--- Exercise aim ---
Every entry below should be printed exactly, without its images.
** start of Source data **
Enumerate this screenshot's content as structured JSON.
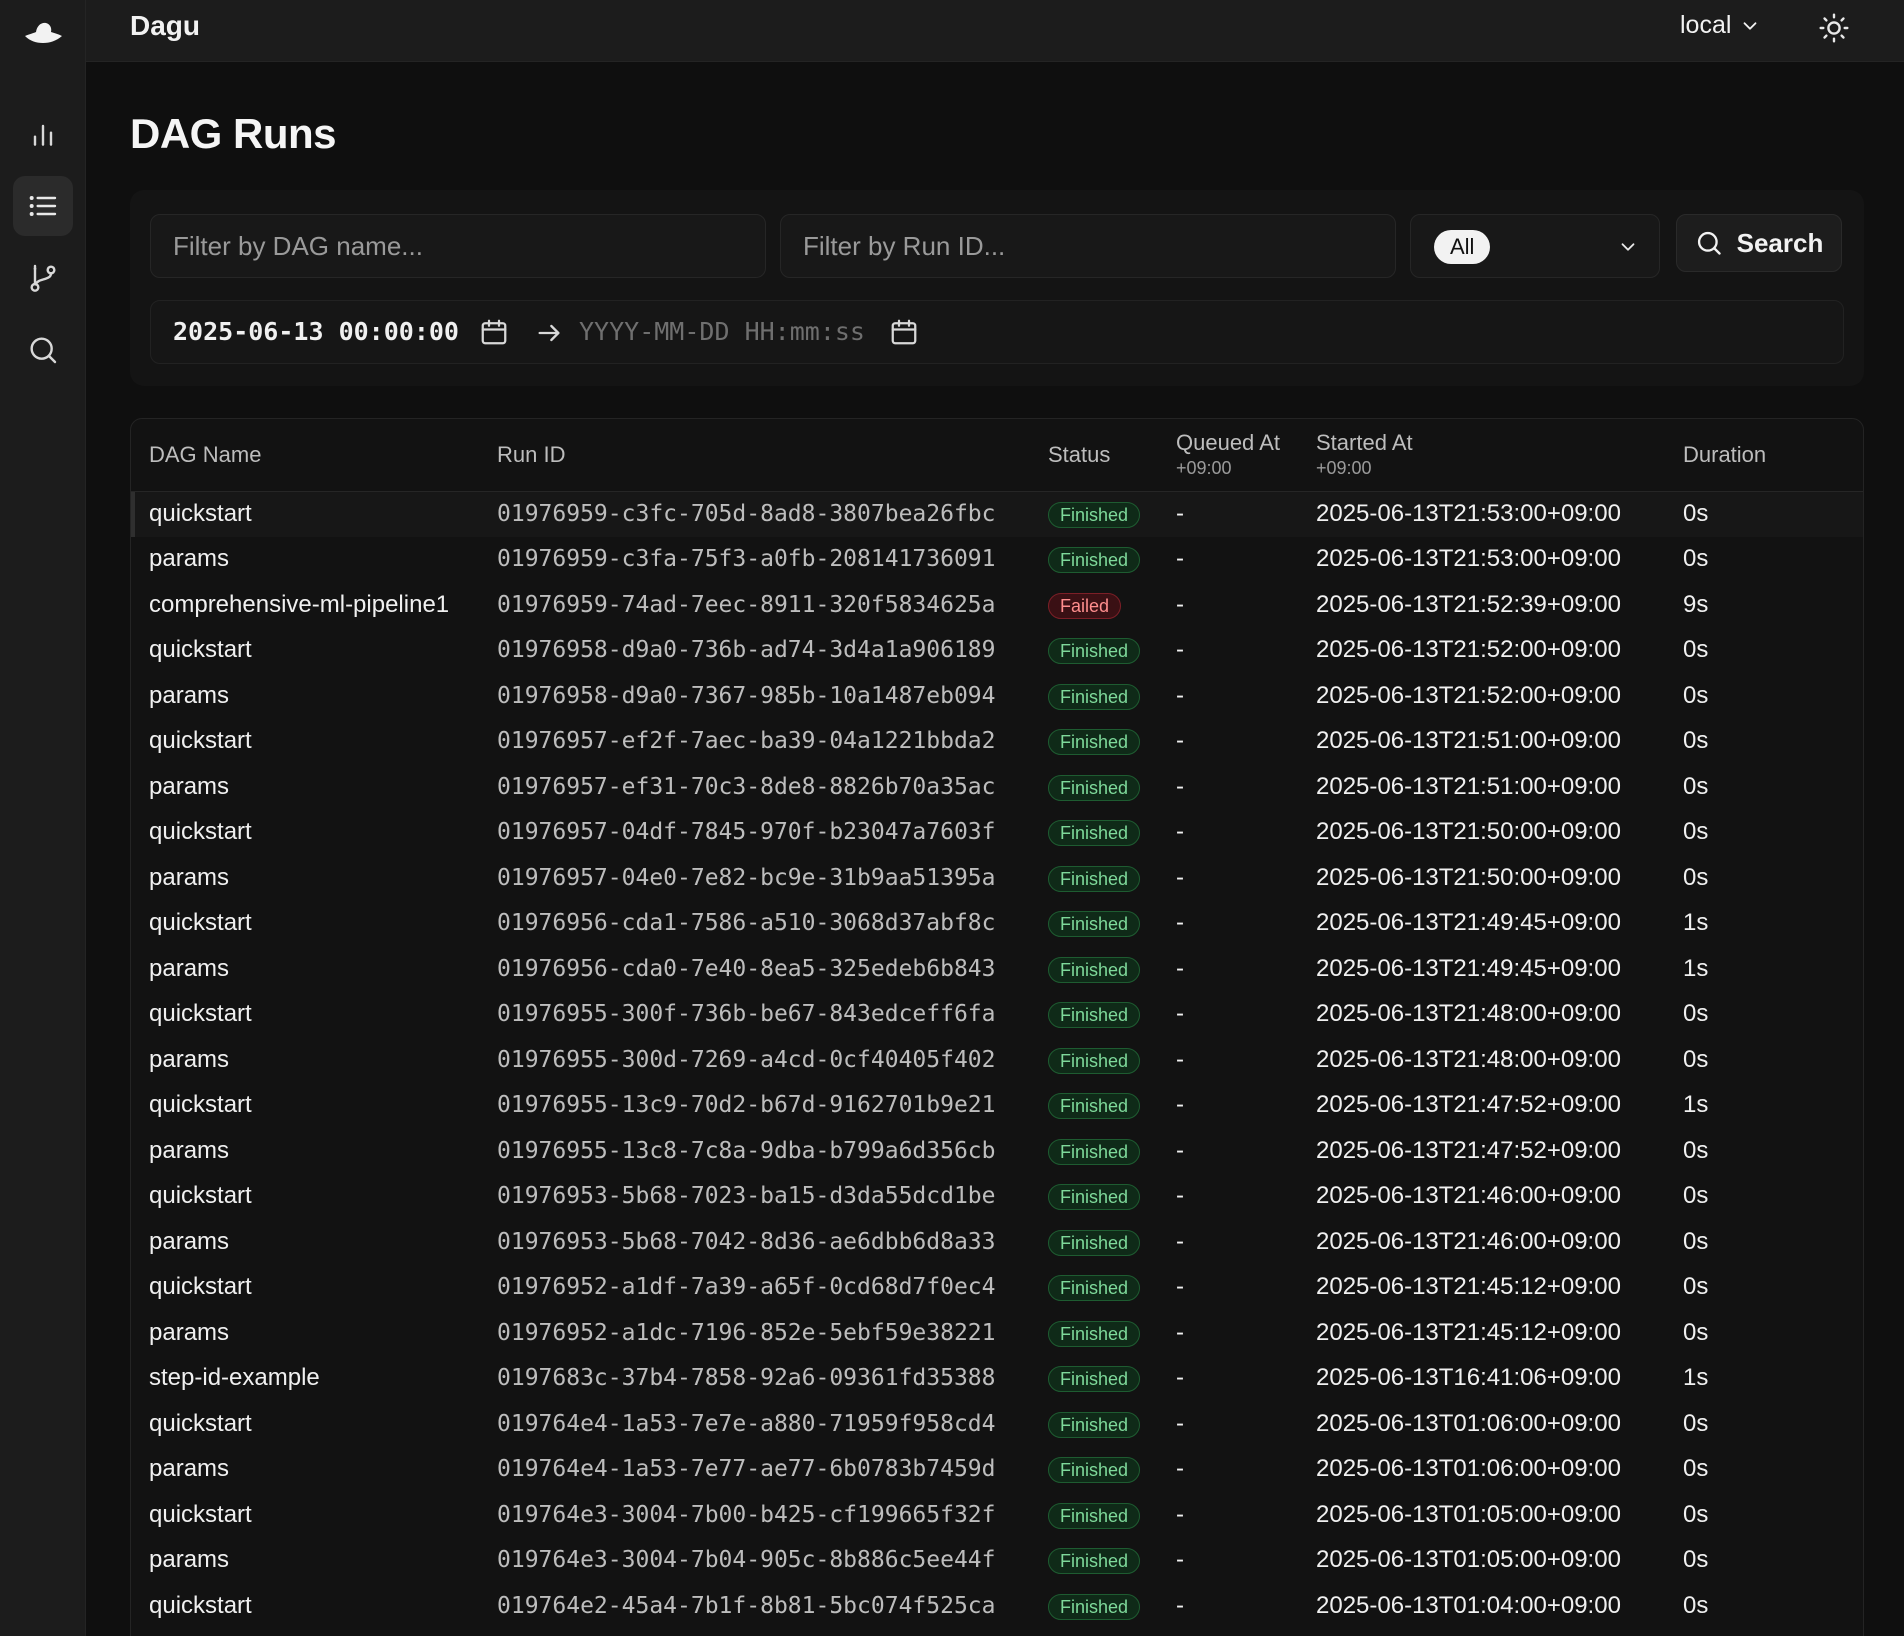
{
  "app": {
    "title": "Dagu",
    "environment": "local"
  },
  "colors": {
    "accent": "#f2f2f2",
    "finished": "#7ed99a",
    "failed": "#ff8e8e",
    "background": "#0f0f0f"
  },
  "sidebar": {
    "items": [
      {
        "name": "dashboard",
        "icon": "bar-chart-icon",
        "active": false
      },
      {
        "name": "dag-runs",
        "icon": "list-icon",
        "active": true
      },
      {
        "name": "dags",
        "icon": "git-branch-icon",
        "active": false
      },
      {
        "name": "search",
        "icon": "search-icon",
        "active": false
      }
    ]
  },
  "page": {
    "title": "DAG Runs"
  },
  "filters": {
    "dag_name_placeholder": "Filter by DAG name...",
    "run_id_placeholder": "Filter by Run ID...",
    "status_value": "All",
    "search_label": "Search",
    "date_start": "2025-06-13 00:00:00",
    "date_end_placeholder": "YYYY-MM-DD HH:mm:ss"
  },
  "table": {
    "columns": {
      "dag_name": "DAG Name",
      "run_id": "Run ID",
      "status": "Status",
      "queued_at": "Queued At",
      "queued_tz": "+09:00",
      "started_at": "Started At",
      "started_tz": "+09:00",
      "duration": "Duration"
    },
    "rows": [
      {
        "dag": "quickstart",
        "run_id": "01976959-c3fc-705d-8ad8-3807bea26fbc",
        "status": "Finished",
        "queued": "-",
        "started": "2025-06-13T21:53:00+09:00",
        "duration": "0s"
      },
      {
        "dag": "params",
        "run_id": "01976959-c3fa-75f3-a0fb-208141736091",
        "status": "Finished",
        "queued": "-",
        "started": "2025-06-13T21:53:00+09:00",
        "duration": "0s"
      },
      {
        "dag": "comprehensive-ml-pipeline1",
        "run_id": "01976959-74ad-7eec-8911-320f5834625a",
        "status": "Failed",
        "queued": "-",
        "started": "2025-06-13T21:52:39+09:00",
        "duration": "9s"
      },
      {
        "dag": "quickstart",
        "run_id": "01976958-d9a0-736b-ad74-3d4a1a906189",
        "status": "Finished",
        "queued": "-",
        "started": "2025-06-13T21:52:00+09:00",
        "duration": "0s"
      },
      {
        "dag": "params",
        "run_id": "01976958-d9a0-7367-985b-10a1487eb094",
        "status": "Finished",
        "queued": "-",
        "started": "2025-06-13T21:52:00+09:00",
        "duration": "0s"
      },
      {
        "dag": "quickstart",
        "run_id": "01976957-ef2f-7aec-ba39-04a1221bbda2",
        "status": "Finished",
        "queued": "-",
        "started": "2025-06-13T21:51:00+09:00",
        "duration": "0s"
      },
      {
        "dag": "params",
        "run_id": "01976957-ef31-70c3-8de8-8826b70a35ac",
        "status": "Finished",
        "queued": "-",
        "started": "2025-06-13T21:51:00+09:00",
        "duration": "0s"
      },
      {
        "dag": "quickstart",
        "run_id": "01976957-04df-7845-970f-b23047a7603f",
        "status": "Finished",
        "queued": "-",
        "started": "2025-06-13T21:50:00+09:00",
        "duration": "0s"
      },
      {
        "dag": "params",
        "run_id": "01976957-04e0-7e82-bc9e-31b9aa51395a",
        "status": "Finished",
        "queued": "-",
        "started": "2025-06-13T21:50:00+09:00",
        "duration": "0s"
      },
      {
        "dag": "quickstart",
        "run_id": "01976956-cda1-7586-a510-3068d37abf8c",
        "status": "Finished",
        "queued": "-",
        "started": "2025-06-13T21:49:45+09:00",
        "duration": "1s"
      },
      {
        "dag": "params",
        "run_id": "01976956-cda0-7e40-8ea5-325edeb6b843",
        "status": "Finished",
        "queued": "-",
        "started": "2025-06-13T21:49:45+09:00",
        "duration": "1s"
      },
      {
        "dag": "quickstart",
        "run_id": "01976955-300f-736b-be67-843edceff6fa",
        "status": "Finished",
        "queued": "-",
        "started": "2025-06-13T21:48:00+09:00",
        "duration": "0s"
      },
      {
        "dag": "params",
        "run_id": "01976955-300d-7269-a4cd-0cf40405f402",
        "status": "Finished",
        "queued": "-",
        "started": "2025-06-13T21:48:00+09:00",
        "duration": "0s"
      },
      {
        "dag": "quickstart",
        "run_id": "01976955-13c9-70d2-b67d-9162701b9e21",
        "status": "Finished",
        "queued": "-",
        "started": "2025-06-13T21:47:52+09:00",
        "duration": "1s"
      },
      {
        "dag": "params",
        "run_id": "01976955-13c8-7c8a-9dba-b799a6d356cb",
        "status": "Finished",
        "queued": "-",
        "started": "2025-06-13T21:47:52+09:00",
        "duration": "0s"
      },
      {
        "dag": "quickstart",
        "run_id": "01976953-5b68-7023-ba15-d3da55dcd1be",
        "status": "Finished",
        "queued": "-",
        "started": "2025-06-13T21:46:00+09:00",
        "duration": "0s"
      },
      {
        "dag": "params",
        "run_id": "01976953-5b68-7042-8d36-ae6dbb6d8a33",
        "status": "Finished",
        "queued": "-",
        "started": "2025-06-13T21:46:00+09:00",
        "duration": "0s"
      },
      {
        "dag": "quickstart",
        "run_id": "01976952-a1df-7a39-a65f-0cd68d7f0ec4",
        "status": "Finished",
        "queued": "-",
        "started": "2025-06-13T21:45:12+09:00",
        "duration": "0s"
      },
      {
        "dag": "params",
        "run_id": "01976952-a1dc-7196-852e-5ebf59e38221",
        "status": "Finished",
        "queued": "-",
        "started": "2025-06-13T21:45:12+09:00",
        "duration": "0s"
      },
      {
        "dag": "step-id-example",
        "run_id": "0197683c-37b4-7858-92a6-09361fd35388",
        "status": "Finished",
        "queued": "-",
        "started": "2025-06-13T16:41:06+09:00",
        "duration": "1s"
      },
      {
        "dag": "quickstart",
        "run_id": "019764e4-1a53-7e7e-a880-71959f958cd4",
        "status": "Finished",
        "queued": "-",
        "started": "2025-06-13T01:06:00+09:00",
        "duration": "0s"
      },
      {
        "dag": "params",
        "run_id": "019764e4-1a53-7e77-ae77-6b0783b7459d",
        "status": "Finished",
        "queued": "-",
        "started": "2025-06-13T01:06:00+09:00",
        "duration": "0s"
      },
      {
        "dag": "quickstart",
        "run_id": "019764e3-3004-7b00-b425-cf199665f32f",
        "status": "Finished",
        "queued": "-",
        "started": "2025-06-13T01:05:00+09:00",
        "duration": "0s"
      },
      {
        "dag": "params",
        "run_id": "019764e3-3004-7b04-905c-8b886c5ee44f",
        "status": "Finished",
        "queued": "-",
        "started": "2025-06-13T01:05:00+09:00",
        "duration": "0s"
      },
      {
        "dag": "quickstart",
        "run_id": "019764e2-45a4-7b1f-8b81-5bc074f525ca",
        "status": "Finished",
        "queued": "-",
        "started": "2025-06-13T01:04:00+09:00",
        "duration": "0s"
      }
    ]
  }
}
** end of Source data **
--- Answer for the task ---
Enumerate this screenshot's content as structured JSON.
{
  "app": {
    "title": "Dagu",
    "environment": "local"
  },
  "colors": {
    "accent": "#f2f2f2",
    "finished": "#7ed99a",
    "failed": "#ff8e8e",
    "background": "#0f0f0f"
  },
  "sidebar": {
    "items": [
      {
        "name": "dashboard",
        "icon": "bar-chart-icon",
        "active": false
      },
      {
        "name": "dag-runs",
        "icon": "list-icon",
        "active": true
      },
      {
        "name": "dags",
        "icon": "git-branch-icon",
        "active": false
      },
      {
        "name": "search",
        "icon": "search-icon",
        "active": false
      }
    ]
  },
  "page": {
    "title": "DAG Runs"
  },
  "filters": {
    "dag_name_placeholder": "Filter by DAG name...",
    "run_id_placeholder": "Filter by Run ID...",
    "status_value": "All",
    "search_label": "Search",
    "date_start": "2025-06-13 00:00:00",
    "date_end_placeholder": "YYYY-MM-DD HH:mm:ss"
  },
  "table": {
    "columns": {
      "dag_name": "DAG Name",
      "run_id": "Run ID",
      "status": "Status",
      "queued_at": "Queued At",
      "queued_tz": "+09:00",
      "started_at": "Started At",
      "started_tz": "+09:00",
      "duration": "Duration"
    },
    "rows": [
      {
        "dag": "quickstart",
        "run_id": "01976959-c3fc-705d-8ad8-3807bea26fbc",
        "status": "Finished",
        "queued": "-",
        "started": "2025-06-13T21:53:00+09:00",
        "duration": "0s"
      },
      {
        "dag": "params",
        "run_id": "01976959-c3fa-75f3-a0fb-208141736091",
        "status": "Finished",
        "queued": "-",
        "started": "2025-06-13T21:53:00+09:00",
        "duration": "0s"
      },
      {
        "dag": "comprehensive-ml-pipeline1",
        "run_id": "01976959-74ad-7eec-8911-320f5834625a",
        "status": "Failed",
        "queued": "-",
        "started": "2025-06-13T21:52:39+09:00",
        "duration": "9s"
      },
      {
        "dag": "quickstart",
        "run_id": "01976958-d9a0-736b-ad74-3d4a1a906189",
        "status": "Finished",
        "queued": "-",
        "started": "2025-06-13T21:52:00+09:00",
        "duration": "0s"
      },
      {
        "dag": "params",
        "run_id": "01976958-d9a0-7367-985b-10a1487eb094",
        "status": "Finished",
        "queued": "-",
        "started": "2025-06-13T21:52:00+09:00",
        "duration": "0s"
      },
      {
        "dag": "quickstart",
        "run_id": "01976957-ef2f-7aec-ba39-04a1221bbda2",
        "status": "Finished",
        "queued": "-",
        "started": "2025-06-13T21:51:00+09:00",
        "duration": "0s"
      },
      {
        "dag": "params",
        "run_id": "01976957-ef31-70c3-8de8-8826b70a35ac",
        "status": "Finished",
        "queued": "-",
        "started": "2025-06-13T21:51:00+09:00",
        "duration": "0s"
      },
      {
        "dag": "quickstart",
        "run_id": "01976957-04df-7845-970f-b23047a7603f",
        "status": "Finished",
        "queued": "-",
        "started": "2025-06-13T21:50:00+09:00",
        "duration": "0s"
      },
      {
        "dag": "params",
        "run_id": "01976957-04e0-7e82-bc9e-31b9aa51395a",
        "status": "Finished",
        "queued": "-",
        "started": "2025-06-13T21:50:00+09:00",
        "duration": "0s"
      },
      {
        "dag": "quickstart",
        "run_id": "01976956-cda1-7586-a510-3068d37abf8c",
        "status": "Finished",
        "queued": "-",
        "started": "2025-06-13T21:49:45+09:00",
        "duration": "1s"
      },
      {
        "dag": "params",
        "run_id": "01976956-cda0-7e40-8ea5-325edeb6b843",
        "status": "Finished",
        "queued": "-",
        "started": "2025-06-13T21:49:45+09:00",
        "duration": "1s"
      },
      {
        "dag": "quickstart",
        "run_id": "01976955-300f-736b-be67-843edceff6fa",
        "status": "Finished",
        "queued": "-",
        "started": "2025-06-13T21:48:00+09:00",
        "duration": "0s"
      },
      {
        "dag": "params",
        "run_id": "01976955-300d-7269-a4cd-0cf40405f402",
        "status": "Finished",
        "queued": "-",
        "started": "2025-06-13T21:48:00+09:00",
        "duration": "0s"
      },
      {
        "dag": "quickstart",
        "run_id": "01976955-13c9-70d2-b67d-9162701b9e21",
        "status": "Finished",
        "queued": "-",
        "started": "2025-06-13T21:47:52+09:00",
        "duration": "1s"
      },
      {
        "dag": "params",
        "run_id": "01976955-13c8-7c8a-9dba-b799a6d356cb",
        "status": "Finished",
        "queued": "-",
        "started": "2025-06-13T21:47:52+09:00",
        "duration": "0s"
      },
      {
        "dag": "quickstart",
        "run_id": "01976953-5b68-7023-ba15-d3da55dcd1be",
        "status": "Finished",
        "queued": "-",
        "started": "2025-06-13T21:46:00+09:00",
        "duration": "0s"
      },
      {
        "dag": "params",
        "run_id": "01976953-5b68-7042-8d36-ae6dbb6d8a33",
        "status": "Finished",
        "queued": "-",
        "started": "2025-06-13T21:46:00+09:00",
        "duration": "0s"
      },
      {
        "dag": "quickstart",
        "run_id": "01976952-a1df-7a39-a65f-0cd68d7f0ec4",
        "status": "Finished",
        "queued": "-",
        "started": "2025-06-13T21:45:12+09:00",
        "duration": "0s"
      },
      {
        "dag": "params",
        "run_id": "01976952-a1dc-7196-852e-5ebf59e38221",
        "status": "Finished",
        "queued": "-",
        "started": "2025-06-13T21:45:12+09:00",
        "duration": "0s"
      },
      {
        "dag": "step-id-example",
        "run_id": "0197683c-37b4-7858-92a6-09361fd35388",
        "status": "Finished",
        "queued": "-",
        "started": "2025-06-13T16:41:06+09:00",
        "duration": "1s"
      },
      {
        "dag": "quickstart",
        "run_id": "019764e4-1a53-7e7e-a880-71959f958cd4",
        "status": "Finished",
        "queued": "-",
        "started": "2025-06-13T01:06:00+09:00",
        "duration": "0s"
      },
      {
        "dag": "params",
        "run_id": "019764e4-1a53-7e77-ae77-6b0783b7459d",
        "status": "Finished",
        "queued": "-",
        "started": "2025-06-13T01:06:00+09:00",
        "duration": "0s"
      },
      {
        "dag": "quickstart",
        "run_id": "019764e3-3004-7b00-b425-cf199665f32f",
        "status": "Finished",
        "queued": "-",
        "started": "2025-06-13T01:05:00+09:00",
        "duration": "0s"
      },
      {
        "dag": "params",
        "run_id": "019764e3-3004-7b04-905c-8b886c5ee44f",
        "status": "Finished",
        "queued": "-",
        "started": "2025-06-13T01:05:00+09:00",
        "duration": "0s"
      },
      {
        "dag": "quickstart",
        "run_id": "019764e2-45a4-7b1f-8b81-5bc074f525ca",
        "status": "Finished",
        "queued": "-",
        "started": "2025-06-13T01:04:00+09:00",
        "duration": "0s"
      }
    ]
  }
}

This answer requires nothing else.